Task details =>
Below are the records. Gather each line that holds "комплексных".
# start of Dataset rows
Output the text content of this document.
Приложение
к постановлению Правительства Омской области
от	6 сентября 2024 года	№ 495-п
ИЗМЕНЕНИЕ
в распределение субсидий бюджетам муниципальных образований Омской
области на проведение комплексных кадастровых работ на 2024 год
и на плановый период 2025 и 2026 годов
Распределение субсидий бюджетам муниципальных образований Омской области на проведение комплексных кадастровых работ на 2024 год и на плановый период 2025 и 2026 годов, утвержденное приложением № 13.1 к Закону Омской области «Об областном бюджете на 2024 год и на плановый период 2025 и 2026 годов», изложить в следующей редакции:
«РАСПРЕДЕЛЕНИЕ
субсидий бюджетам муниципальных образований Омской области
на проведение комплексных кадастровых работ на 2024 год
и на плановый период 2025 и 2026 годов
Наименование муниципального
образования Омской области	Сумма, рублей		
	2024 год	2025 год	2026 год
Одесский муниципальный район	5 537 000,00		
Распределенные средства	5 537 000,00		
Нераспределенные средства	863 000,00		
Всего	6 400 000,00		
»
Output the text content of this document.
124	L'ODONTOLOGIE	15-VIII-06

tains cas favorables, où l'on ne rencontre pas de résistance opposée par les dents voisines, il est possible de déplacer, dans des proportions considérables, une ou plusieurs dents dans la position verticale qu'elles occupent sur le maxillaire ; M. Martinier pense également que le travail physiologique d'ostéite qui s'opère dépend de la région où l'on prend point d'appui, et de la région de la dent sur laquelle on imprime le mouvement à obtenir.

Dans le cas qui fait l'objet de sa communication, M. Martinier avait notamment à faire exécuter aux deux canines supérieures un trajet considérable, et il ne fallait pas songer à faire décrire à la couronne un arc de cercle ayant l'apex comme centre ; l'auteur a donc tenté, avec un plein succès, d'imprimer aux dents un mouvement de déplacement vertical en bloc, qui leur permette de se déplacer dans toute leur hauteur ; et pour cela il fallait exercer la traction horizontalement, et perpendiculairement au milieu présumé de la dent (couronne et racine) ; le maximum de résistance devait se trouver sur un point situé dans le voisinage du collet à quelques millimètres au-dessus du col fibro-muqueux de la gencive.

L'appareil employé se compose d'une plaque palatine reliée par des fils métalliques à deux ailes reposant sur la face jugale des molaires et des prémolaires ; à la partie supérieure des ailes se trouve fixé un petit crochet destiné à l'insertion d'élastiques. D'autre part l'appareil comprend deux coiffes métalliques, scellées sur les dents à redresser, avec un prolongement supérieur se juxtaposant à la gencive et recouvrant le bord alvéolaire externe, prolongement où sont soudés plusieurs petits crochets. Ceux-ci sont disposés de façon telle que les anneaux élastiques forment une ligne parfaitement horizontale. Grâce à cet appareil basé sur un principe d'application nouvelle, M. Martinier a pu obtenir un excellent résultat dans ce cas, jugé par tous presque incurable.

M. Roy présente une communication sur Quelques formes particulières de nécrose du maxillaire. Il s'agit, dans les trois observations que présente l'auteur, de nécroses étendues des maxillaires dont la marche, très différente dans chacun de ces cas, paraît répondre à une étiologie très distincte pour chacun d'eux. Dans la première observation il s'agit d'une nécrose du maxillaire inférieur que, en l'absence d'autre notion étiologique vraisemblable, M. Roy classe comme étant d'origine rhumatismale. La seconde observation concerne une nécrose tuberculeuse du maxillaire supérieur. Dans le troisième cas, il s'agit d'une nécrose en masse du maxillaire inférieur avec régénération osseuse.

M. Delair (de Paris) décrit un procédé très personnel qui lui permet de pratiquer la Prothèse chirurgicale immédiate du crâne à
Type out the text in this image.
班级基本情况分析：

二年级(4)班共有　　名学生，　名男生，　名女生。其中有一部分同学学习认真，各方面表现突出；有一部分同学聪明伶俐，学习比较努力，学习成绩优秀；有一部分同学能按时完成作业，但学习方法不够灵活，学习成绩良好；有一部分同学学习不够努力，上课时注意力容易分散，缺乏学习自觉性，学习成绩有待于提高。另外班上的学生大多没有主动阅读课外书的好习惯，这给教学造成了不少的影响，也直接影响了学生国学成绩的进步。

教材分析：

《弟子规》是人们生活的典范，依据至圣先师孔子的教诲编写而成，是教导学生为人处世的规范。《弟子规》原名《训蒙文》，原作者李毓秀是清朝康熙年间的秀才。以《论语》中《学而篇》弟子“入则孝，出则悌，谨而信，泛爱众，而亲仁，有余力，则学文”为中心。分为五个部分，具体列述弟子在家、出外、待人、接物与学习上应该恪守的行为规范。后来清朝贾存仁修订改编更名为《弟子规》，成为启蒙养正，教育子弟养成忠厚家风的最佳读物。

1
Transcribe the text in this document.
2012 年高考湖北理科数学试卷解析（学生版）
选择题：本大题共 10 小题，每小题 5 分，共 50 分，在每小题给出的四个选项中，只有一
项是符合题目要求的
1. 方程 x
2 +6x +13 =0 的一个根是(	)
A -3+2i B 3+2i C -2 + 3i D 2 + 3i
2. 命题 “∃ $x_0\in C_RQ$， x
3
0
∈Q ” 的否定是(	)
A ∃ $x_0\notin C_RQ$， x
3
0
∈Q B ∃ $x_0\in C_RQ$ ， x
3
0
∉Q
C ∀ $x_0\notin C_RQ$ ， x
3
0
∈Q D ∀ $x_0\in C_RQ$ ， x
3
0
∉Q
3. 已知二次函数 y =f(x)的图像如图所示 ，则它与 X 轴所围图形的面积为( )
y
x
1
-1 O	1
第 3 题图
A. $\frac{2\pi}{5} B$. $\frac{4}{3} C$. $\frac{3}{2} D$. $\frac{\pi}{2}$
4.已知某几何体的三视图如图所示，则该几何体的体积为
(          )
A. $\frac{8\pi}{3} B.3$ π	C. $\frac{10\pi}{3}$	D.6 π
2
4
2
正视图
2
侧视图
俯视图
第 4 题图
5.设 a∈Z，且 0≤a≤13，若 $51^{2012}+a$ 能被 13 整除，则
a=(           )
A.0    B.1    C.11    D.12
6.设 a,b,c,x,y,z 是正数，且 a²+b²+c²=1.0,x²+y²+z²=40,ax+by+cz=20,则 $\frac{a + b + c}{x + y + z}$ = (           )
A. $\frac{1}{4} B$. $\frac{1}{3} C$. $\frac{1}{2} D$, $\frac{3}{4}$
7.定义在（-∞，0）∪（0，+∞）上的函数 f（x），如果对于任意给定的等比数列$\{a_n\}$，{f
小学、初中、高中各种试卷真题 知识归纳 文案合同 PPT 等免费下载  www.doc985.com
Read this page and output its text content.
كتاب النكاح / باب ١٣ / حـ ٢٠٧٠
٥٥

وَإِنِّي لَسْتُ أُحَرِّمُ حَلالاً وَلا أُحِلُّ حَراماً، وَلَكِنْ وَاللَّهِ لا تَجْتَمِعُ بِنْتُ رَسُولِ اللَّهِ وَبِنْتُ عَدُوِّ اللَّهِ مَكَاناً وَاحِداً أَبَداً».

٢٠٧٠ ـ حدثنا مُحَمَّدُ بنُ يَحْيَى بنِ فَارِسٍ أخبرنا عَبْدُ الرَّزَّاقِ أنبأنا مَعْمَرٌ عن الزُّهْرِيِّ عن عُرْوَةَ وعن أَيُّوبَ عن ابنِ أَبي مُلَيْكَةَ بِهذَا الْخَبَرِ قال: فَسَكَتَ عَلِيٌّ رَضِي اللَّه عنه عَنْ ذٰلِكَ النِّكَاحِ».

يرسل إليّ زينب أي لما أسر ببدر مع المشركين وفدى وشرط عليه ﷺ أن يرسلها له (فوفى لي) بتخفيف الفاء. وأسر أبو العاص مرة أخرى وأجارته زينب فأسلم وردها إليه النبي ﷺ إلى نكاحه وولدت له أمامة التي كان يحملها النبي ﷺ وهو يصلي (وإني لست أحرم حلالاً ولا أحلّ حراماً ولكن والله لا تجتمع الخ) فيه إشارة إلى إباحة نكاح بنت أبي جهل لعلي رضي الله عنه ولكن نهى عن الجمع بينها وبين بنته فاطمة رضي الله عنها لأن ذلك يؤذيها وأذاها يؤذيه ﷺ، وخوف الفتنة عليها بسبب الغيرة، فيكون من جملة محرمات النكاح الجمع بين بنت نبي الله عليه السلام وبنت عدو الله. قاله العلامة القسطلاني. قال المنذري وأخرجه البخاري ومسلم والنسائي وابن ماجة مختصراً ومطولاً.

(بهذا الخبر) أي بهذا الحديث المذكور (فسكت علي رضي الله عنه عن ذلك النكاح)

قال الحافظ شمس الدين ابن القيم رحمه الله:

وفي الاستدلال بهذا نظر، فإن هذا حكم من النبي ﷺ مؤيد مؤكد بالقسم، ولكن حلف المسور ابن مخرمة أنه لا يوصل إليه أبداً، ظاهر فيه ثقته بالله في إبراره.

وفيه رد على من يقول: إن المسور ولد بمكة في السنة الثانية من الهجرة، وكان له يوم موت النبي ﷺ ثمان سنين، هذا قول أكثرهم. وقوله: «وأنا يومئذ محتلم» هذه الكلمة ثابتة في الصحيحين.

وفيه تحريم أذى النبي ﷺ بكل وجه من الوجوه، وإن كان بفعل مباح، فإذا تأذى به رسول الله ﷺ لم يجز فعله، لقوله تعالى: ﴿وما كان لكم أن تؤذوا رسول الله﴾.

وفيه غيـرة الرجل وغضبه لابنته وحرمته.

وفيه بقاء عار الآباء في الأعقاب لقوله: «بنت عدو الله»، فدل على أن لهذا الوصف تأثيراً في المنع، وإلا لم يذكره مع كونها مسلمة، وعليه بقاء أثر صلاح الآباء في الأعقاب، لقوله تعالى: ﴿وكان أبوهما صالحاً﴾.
# end of Dataset rows
Answer to this problem =>
области на проведение комплексных кадастровых работ на 2024 год
Распределение субсидий бюджетам муниципальных образований Омской области на проведение комплексных кадастровых работ на 2024 год и на плановый период 2025 и 2026 годов, утвержденное приложением № 13.1 к Закону Омской области «Об областном бюджете на 2024 год и на плановый период 2025 и 2026 годов», изложить в следующей редакции:
на проведение комплексных кадастровых работ на 2024 год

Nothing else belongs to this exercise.